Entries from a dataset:
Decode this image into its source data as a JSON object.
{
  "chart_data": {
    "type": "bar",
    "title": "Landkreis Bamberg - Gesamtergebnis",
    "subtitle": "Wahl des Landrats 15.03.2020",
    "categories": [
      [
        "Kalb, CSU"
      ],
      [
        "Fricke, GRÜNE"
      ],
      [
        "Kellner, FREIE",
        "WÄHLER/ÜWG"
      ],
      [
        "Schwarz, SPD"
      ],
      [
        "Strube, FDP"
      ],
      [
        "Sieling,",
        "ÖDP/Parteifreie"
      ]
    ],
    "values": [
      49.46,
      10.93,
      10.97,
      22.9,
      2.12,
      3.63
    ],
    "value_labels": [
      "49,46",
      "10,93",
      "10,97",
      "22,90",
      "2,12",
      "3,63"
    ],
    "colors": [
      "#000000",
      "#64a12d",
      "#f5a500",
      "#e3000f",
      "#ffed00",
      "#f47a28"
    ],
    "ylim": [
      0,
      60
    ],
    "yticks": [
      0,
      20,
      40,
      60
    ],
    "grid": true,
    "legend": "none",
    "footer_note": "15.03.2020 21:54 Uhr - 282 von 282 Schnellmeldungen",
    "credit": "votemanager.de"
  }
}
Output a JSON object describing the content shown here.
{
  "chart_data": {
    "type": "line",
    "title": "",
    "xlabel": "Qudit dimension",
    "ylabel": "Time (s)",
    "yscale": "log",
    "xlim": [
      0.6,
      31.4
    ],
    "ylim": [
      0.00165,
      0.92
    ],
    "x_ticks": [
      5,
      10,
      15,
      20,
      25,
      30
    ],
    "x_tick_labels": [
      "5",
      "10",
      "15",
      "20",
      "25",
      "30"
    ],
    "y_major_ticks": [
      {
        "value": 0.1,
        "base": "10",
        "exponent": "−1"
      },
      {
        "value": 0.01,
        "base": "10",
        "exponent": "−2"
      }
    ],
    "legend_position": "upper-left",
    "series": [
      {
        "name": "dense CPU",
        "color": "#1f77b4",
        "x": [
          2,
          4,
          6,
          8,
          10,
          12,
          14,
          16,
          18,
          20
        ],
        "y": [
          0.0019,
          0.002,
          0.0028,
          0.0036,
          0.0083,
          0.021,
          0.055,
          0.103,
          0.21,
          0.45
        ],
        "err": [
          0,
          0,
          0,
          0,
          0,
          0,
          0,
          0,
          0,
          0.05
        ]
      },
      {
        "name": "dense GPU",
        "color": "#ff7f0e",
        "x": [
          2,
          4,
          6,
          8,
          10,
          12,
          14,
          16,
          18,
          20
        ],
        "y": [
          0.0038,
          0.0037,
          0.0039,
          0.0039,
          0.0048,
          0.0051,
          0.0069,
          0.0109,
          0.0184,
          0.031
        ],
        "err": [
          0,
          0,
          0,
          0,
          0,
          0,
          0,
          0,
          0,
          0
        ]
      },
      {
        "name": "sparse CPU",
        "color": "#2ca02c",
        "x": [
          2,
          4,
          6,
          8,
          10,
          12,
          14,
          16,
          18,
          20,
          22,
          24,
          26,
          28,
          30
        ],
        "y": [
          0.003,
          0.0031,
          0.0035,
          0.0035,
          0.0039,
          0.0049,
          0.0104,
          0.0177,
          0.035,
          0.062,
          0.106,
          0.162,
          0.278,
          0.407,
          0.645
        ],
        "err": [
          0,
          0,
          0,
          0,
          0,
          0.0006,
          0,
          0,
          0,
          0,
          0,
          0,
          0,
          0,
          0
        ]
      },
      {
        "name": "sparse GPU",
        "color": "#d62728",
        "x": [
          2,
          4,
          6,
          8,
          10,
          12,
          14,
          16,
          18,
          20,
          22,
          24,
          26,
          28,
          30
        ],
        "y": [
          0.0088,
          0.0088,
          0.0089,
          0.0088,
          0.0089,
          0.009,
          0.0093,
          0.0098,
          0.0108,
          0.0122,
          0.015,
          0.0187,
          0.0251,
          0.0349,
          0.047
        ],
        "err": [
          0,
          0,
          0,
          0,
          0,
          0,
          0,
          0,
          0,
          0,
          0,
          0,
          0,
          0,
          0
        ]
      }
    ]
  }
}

> Request
Above are the records. Copy every line in them holding "name".

> Solution
        "name": "dense CPU",
        "name": "dense GPU",
        "name": "sparse CPU",
        "name": "sparse GPU",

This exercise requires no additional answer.